▶ [SET TASK]
Show all lines from the listing below that contain "trónbeszéd".

(A run of records)
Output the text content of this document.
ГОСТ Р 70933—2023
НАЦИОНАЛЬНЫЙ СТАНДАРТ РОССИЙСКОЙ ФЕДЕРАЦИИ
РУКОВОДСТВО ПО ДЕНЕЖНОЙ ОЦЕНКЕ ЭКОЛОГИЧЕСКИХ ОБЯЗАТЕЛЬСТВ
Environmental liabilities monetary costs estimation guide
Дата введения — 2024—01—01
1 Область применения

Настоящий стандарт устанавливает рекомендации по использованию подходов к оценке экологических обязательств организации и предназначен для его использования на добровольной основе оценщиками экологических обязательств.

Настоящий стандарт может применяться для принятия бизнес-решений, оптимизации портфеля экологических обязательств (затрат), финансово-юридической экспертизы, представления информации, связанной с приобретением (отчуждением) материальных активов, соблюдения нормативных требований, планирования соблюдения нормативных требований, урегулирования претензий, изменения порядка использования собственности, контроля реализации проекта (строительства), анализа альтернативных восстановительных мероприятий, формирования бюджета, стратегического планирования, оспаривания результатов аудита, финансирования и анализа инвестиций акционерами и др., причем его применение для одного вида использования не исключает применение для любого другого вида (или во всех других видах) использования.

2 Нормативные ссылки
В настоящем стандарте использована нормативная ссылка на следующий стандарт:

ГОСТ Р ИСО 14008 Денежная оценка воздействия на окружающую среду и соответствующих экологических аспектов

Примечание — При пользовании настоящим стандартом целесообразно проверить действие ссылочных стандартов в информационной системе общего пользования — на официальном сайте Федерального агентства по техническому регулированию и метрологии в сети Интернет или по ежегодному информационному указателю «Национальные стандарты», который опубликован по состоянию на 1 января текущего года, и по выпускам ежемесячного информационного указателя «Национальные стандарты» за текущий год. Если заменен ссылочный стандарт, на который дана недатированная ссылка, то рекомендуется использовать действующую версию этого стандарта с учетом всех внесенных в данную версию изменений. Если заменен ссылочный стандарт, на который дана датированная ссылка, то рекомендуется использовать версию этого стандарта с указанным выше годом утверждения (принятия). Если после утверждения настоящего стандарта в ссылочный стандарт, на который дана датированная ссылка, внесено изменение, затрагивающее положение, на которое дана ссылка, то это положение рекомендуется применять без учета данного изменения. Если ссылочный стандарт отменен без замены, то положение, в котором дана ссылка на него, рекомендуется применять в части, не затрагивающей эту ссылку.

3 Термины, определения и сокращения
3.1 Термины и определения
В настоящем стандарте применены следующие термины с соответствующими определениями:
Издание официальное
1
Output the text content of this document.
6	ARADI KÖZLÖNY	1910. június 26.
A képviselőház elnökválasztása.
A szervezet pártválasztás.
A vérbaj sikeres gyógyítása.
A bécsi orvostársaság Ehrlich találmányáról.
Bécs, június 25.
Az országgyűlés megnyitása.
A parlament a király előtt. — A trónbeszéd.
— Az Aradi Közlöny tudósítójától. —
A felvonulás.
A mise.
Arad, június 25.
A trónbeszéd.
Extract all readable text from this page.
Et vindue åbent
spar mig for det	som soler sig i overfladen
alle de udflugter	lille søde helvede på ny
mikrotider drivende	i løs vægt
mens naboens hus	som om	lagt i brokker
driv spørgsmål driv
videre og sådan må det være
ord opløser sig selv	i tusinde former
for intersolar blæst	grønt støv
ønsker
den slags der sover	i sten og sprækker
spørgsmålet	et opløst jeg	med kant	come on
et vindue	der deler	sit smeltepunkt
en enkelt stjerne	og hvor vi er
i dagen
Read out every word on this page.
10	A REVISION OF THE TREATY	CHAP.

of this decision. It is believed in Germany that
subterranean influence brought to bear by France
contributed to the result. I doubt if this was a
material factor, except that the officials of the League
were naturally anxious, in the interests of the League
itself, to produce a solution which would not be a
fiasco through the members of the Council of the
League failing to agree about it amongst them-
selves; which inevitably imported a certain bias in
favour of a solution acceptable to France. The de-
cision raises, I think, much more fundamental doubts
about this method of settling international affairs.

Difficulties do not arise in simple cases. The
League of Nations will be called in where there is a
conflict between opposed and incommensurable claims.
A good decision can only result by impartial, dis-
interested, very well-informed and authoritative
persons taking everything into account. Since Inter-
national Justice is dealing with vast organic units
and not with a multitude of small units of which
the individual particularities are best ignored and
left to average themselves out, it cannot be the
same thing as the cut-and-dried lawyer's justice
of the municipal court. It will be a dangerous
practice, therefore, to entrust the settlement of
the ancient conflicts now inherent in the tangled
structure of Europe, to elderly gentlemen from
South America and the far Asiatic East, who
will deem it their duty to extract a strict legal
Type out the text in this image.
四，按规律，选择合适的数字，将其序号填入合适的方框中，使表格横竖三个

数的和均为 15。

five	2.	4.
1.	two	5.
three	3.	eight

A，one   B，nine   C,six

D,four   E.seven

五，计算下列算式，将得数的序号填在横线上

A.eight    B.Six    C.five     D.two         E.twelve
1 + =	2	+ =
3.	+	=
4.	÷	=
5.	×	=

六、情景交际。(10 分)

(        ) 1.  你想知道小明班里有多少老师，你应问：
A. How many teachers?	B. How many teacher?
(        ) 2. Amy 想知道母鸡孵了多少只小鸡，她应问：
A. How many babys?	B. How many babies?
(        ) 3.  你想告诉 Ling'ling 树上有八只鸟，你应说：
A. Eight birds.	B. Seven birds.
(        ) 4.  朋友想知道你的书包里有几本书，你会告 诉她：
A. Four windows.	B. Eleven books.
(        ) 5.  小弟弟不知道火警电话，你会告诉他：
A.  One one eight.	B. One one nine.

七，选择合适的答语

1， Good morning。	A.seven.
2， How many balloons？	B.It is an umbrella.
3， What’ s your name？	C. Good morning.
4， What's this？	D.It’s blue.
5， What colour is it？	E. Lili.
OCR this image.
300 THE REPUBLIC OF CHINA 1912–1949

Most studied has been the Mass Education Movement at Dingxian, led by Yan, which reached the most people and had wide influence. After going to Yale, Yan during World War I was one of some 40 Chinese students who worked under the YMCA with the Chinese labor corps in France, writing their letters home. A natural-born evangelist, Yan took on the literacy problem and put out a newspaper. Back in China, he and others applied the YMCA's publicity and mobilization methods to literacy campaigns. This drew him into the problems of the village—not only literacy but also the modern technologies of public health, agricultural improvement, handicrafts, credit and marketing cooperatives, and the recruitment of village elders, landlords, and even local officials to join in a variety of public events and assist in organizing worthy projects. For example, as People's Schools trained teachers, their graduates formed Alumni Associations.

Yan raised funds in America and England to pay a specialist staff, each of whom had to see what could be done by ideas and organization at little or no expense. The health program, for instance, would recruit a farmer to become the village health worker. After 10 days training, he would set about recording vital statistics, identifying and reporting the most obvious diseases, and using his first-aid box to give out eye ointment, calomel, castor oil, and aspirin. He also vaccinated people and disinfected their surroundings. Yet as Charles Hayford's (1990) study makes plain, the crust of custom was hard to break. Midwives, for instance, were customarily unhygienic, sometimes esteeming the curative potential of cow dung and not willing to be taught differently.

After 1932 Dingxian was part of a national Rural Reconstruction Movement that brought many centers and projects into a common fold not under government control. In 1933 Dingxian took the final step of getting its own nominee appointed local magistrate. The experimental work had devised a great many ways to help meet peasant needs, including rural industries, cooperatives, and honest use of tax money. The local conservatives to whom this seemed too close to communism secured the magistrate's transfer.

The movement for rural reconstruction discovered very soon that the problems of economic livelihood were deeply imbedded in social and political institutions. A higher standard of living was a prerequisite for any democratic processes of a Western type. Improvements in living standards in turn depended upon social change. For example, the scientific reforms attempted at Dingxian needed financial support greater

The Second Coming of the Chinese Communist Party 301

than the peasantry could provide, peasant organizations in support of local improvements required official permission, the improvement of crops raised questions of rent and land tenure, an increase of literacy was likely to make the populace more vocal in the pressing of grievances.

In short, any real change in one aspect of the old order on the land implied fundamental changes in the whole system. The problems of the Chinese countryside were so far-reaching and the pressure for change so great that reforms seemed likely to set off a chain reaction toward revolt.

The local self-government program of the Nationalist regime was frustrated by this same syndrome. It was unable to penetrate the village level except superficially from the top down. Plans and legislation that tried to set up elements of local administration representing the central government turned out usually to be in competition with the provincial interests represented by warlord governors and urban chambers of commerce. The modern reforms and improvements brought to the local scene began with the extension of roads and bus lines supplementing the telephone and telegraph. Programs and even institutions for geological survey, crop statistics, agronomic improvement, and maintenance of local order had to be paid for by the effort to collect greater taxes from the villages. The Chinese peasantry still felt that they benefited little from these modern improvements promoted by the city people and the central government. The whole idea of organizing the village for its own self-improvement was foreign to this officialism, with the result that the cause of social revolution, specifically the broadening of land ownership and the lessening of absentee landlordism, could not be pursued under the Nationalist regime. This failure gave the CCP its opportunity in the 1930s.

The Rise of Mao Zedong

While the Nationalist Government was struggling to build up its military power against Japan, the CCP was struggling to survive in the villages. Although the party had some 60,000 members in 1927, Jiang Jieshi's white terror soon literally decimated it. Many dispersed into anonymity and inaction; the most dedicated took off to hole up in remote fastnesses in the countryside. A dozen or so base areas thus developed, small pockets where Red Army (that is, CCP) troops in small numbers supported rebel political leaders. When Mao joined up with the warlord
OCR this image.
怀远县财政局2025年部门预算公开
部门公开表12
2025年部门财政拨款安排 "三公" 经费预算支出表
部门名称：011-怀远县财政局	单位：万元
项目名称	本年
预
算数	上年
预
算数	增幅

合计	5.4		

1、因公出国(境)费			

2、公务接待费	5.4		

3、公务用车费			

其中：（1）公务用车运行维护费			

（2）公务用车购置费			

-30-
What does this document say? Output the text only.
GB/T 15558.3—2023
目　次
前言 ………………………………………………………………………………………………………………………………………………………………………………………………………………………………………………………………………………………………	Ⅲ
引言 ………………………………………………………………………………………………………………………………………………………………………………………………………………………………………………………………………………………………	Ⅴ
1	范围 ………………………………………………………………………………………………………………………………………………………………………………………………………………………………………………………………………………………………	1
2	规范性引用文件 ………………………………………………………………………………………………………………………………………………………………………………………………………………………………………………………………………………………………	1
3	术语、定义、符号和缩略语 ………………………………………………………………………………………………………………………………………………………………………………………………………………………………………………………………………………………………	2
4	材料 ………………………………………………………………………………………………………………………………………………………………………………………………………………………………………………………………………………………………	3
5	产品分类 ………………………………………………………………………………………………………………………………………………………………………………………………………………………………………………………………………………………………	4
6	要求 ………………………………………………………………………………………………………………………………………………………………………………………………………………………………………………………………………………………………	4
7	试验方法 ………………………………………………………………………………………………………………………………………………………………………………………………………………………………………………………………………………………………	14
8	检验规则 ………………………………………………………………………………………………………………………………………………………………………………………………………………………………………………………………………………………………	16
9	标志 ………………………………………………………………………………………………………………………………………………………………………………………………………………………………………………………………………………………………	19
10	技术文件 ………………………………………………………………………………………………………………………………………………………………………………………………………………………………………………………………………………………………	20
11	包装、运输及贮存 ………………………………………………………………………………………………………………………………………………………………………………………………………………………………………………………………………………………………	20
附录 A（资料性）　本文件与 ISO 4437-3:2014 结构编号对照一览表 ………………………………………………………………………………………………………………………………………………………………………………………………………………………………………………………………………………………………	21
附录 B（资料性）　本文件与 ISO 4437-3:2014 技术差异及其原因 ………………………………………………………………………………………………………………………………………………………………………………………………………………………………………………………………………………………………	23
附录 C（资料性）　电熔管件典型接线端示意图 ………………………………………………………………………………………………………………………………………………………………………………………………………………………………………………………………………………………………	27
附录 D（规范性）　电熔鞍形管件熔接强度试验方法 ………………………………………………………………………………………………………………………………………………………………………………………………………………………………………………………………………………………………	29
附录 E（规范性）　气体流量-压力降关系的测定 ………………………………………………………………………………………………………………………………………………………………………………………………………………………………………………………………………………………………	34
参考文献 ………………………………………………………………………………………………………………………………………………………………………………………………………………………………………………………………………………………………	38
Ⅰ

▶ [SOLUTION TO THIS EXERCISE]
A parlament a király előtt. — A trónbeszéd.
A trónbeszéd.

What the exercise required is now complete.